AIM. Images are excluded; otherwise, output every record exactly.

MATERIAL FOR THE TASK.
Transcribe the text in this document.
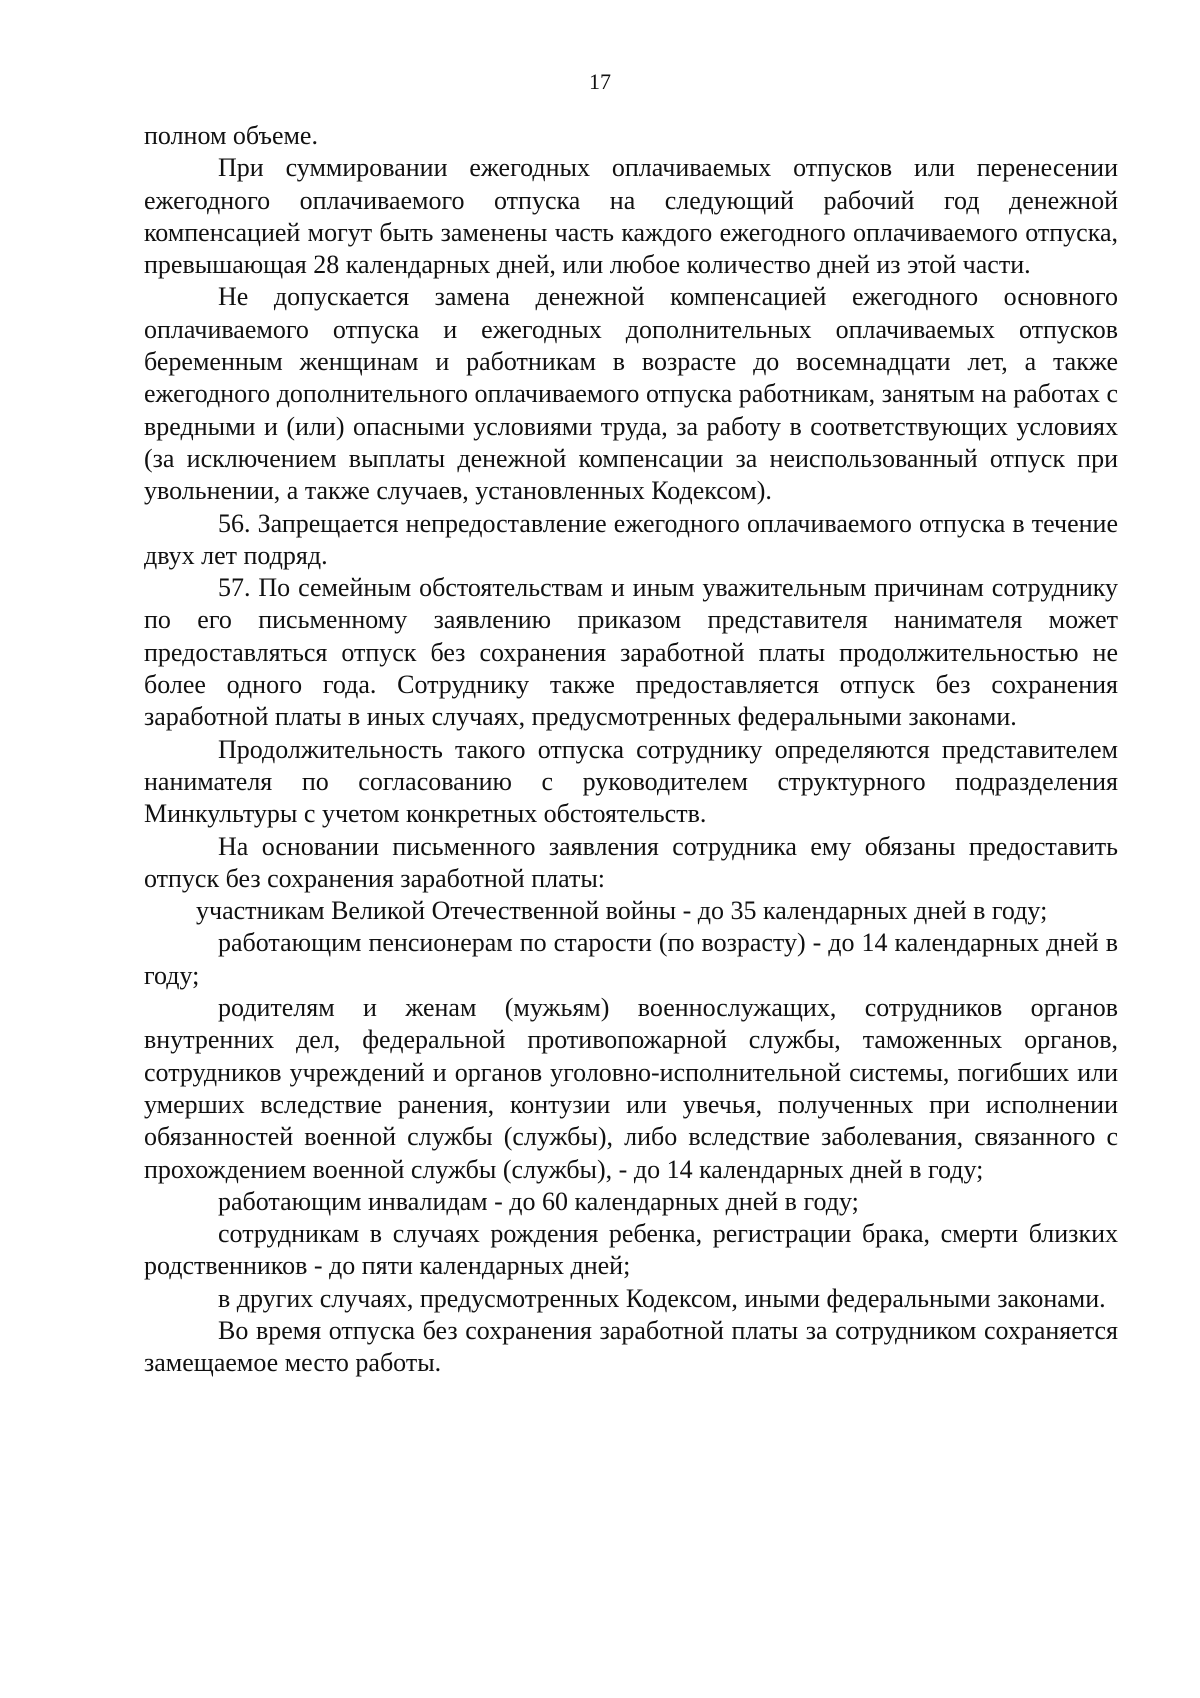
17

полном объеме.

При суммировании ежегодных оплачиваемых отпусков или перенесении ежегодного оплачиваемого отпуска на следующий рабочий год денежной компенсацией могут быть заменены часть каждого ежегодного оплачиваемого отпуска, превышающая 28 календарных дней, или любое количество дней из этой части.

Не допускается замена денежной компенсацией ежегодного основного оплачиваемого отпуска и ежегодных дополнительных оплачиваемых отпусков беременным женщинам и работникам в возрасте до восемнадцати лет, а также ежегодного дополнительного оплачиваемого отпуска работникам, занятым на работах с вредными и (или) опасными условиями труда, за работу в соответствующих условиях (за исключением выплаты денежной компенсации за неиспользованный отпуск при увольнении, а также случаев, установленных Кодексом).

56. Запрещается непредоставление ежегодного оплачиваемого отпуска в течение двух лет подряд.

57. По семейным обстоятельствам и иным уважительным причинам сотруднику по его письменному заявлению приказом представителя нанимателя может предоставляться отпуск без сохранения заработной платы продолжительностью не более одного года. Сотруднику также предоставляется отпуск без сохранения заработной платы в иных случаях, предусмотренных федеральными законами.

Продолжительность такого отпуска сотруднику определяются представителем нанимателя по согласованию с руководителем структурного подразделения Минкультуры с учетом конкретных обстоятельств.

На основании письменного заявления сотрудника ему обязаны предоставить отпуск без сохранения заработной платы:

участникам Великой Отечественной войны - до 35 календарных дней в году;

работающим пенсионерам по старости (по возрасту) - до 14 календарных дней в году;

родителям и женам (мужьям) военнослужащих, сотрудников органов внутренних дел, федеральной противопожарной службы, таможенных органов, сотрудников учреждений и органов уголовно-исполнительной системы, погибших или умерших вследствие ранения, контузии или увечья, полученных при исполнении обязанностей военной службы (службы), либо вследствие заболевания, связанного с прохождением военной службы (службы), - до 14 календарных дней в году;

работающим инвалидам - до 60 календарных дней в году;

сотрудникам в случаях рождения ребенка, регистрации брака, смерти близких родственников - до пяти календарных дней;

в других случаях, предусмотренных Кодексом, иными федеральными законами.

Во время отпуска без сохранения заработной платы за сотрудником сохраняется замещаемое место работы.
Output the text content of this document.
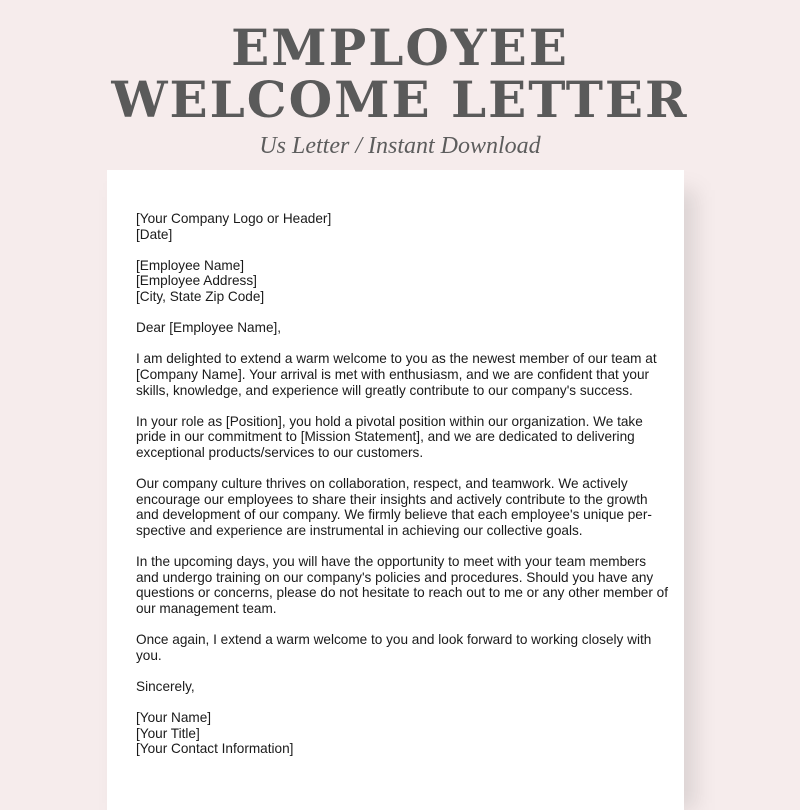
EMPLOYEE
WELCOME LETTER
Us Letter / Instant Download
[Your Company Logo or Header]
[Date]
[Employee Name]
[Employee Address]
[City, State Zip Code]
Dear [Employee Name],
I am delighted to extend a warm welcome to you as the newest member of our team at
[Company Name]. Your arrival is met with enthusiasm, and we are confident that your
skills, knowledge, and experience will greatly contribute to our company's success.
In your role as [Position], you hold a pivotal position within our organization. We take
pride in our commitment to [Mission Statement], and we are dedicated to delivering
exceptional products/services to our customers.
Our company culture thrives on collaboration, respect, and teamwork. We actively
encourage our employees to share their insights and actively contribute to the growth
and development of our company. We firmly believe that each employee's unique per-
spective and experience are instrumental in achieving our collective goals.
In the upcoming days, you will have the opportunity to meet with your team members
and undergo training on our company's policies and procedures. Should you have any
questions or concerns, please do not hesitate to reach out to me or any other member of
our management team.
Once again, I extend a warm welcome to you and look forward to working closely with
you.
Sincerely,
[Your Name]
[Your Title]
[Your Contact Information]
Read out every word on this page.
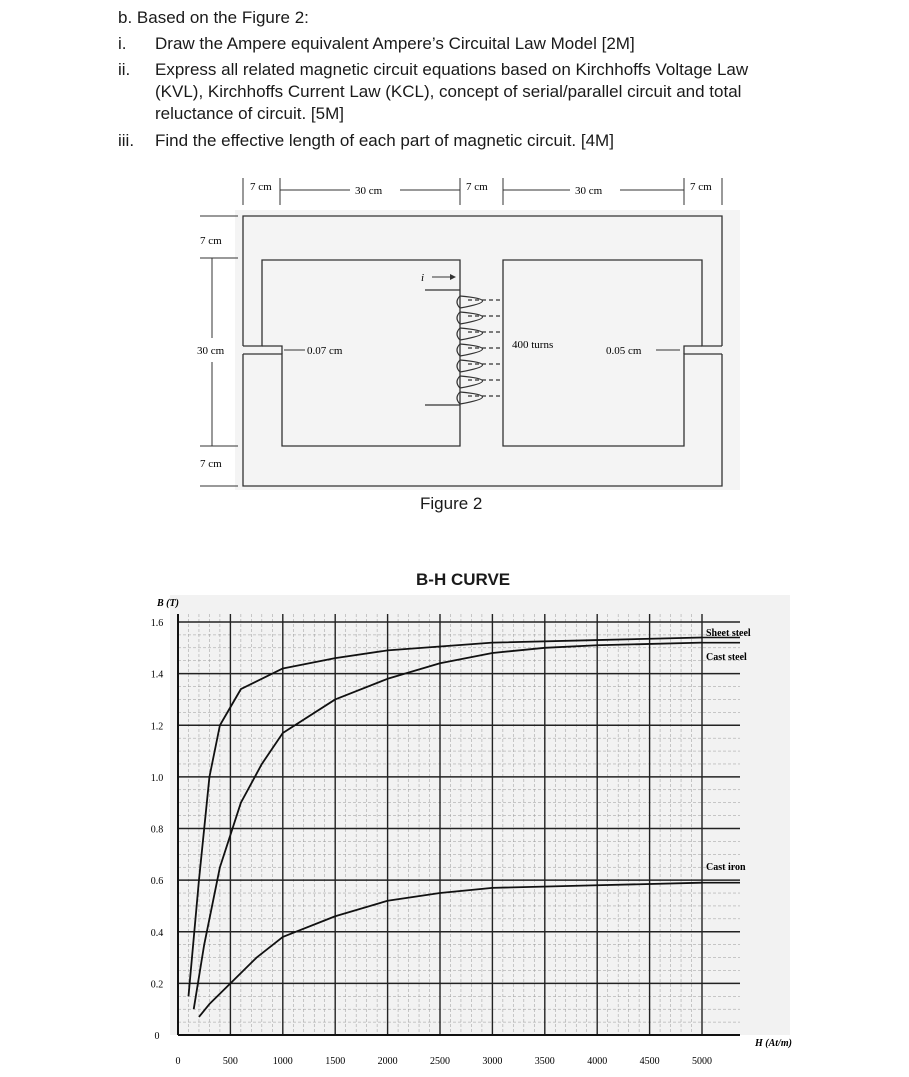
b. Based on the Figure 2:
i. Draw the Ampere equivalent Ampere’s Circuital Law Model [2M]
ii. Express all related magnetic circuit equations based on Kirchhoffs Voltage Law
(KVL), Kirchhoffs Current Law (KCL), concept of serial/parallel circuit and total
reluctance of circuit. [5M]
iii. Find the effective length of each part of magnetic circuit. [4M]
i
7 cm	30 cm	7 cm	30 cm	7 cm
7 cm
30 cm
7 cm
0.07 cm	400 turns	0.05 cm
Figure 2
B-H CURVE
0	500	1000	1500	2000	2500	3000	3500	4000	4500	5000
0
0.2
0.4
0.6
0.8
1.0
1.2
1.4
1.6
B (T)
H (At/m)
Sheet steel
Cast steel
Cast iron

RESPONSE.
Transcribe the text in this document.
17

полном объеме.

При суммировании ежегодных оплачиваемых отпусков или перенесении ежегодного оплачиваемого отпуска на следующий рабочий год денежной компенсацией могут быть заменены часть каждого ежегодного оплачиваемого отпуска, превышающая 28 календарных дней, или любое количество дней из этой части.

Не допускается замена денежной компенсацией ежегодного основного оплачиваемого отпуска и ежегодных дополнительных оплачиваемых отпусков беременным женщинам и работникам в возрасте до восемнадцати лет, а также ежегодного дополнительного оплачиваемого отпуска работникам, занятым на работах с вредными и (или) опасными условиями труда, за работу в соответствующих условиях (за исключением выплаты денежной компенсации за неиспользованный отпуск при увольнении, а также случаев, установленных Кодексом).

56. Запрещается непредоставление ежегодного оплачиваемого отпуска в течение двух лет подряд.

57. По семейным обстоятельствам и иным уважительным причинам сотруднику по его письменному заявлению приказом представителя нанимателя может предоставляться отпуск без сохранения заработной платы продолжительностью не более одного года. Сотруднику также предоставляется отпуск без сохранения заработной платы в иных случаях, предусмотренных федеральными законами.

Продолжительность такого отпуска сотруднику определяются представителем нанимателя по согласованию с руководителем структурного подразделения Минкультуры с учетом конкретных обстоятельств.

На основании письменного заявления сотрудника ему обязаны предоставить отпуск без сохранения заработной платы:

участникам Великой Отечественной войны - до 35 календарных дней в году;

работающим пенсионерам по старости (по возрасту) - до 14 календарных дней в году;

родителям и женам (мужьям) военнослужащих, сотрудников органов внутренних дел, федеральной противопожарной службы, таможенных органов, сотрудников учреждений и органов уголовно-исполнительной системы, погибших или умерших вследствие ранения, контузии или увечья, полученных при исполнении обязанностей военной службы (службы), либо вследствие заболевания, связанного с прохождением военной службы (службы), - до 14 календарных дней в году;

работающим инвалидам - до 60 календарных дней в году;

сотрудникам в случаях рождения ребенка, регистрации брака, смерти близких родственников - до пяти календарных дней;

в других случаях, предусмотренных Кодексом, иными федеральными законами.

Во время отпуска без сохранения заработной платы за сотрудником сохраняется замещаемое место работы.
Output the text content of this document.
EMPLOYEE
WELCOME LETTER
Us Letter / Instant Download
[Your Company Logo or Header]
[Date]
[Employee Name]
[Employee Address]
[City, State Zip Code]
Dear [Employee Name],
I am delighted to extend a warm welcome to you as the newest member of our team at
[Company Name]. Your arrival is met with enthusiasm, and we are confident that your
skills, knowledge, and experience will greatly contribute to our company's success.
In your role as [Position], you hold a pivotal position within our organization. We take
pride in our commitment to [Mission Statement], and we are dedicated to delivering
exceptional products/services to our customers.
Our company culture thrives on collaboration, respect, and teamwork. We actively
encourage our employees to share their insights and actively contribute to the growth
and development of our company. We firmly believe that each employee's unique per-
spective and experience are instrumental in achieving our collective goals.
In the upcoming days, you will have the opportunity to meet with your team members
and undergo training on our company's policies and procedures. Should you have any
questions or concerns, please do not hesitate to reach out to me or any other member of
our management team.
Once again, I extend a warm welcome to you and look forward to working closely with
you.
Sincerely,
[Your Name]
[Your Title]
[Your Contact Information]
Read out every word on this page.
b. Based on the Figure 2:
i. Draw the Ampere equivalent Ampere’s Circuital Law Model [2M]
ii. Express all related magnetic circuit equations based on Kirchhoffs Voltage Law
(KVL), Kirchhoffs Current Law (KCL), concept of serial/parallel circuit and total
reluctance of circuit. [5M]
iii. Find the effective length of each part of magnetic circuit. [4M]
i
7 cm	30 cm	7 cm	30 cm	7 cm
7 cm
30 cm
7 cm
0.07 cm	400 turns	0.05 cm
Figure 2
B-H CURVE
0	500	1000	1500	2000	2500	3000	3500	4000	4500	5000
0
0.2
0.4
0.6
0.8
1.0
1.2
1.4
1.6
B (T)
H (At/m)
Sheet steel
Cast steel
Cast iron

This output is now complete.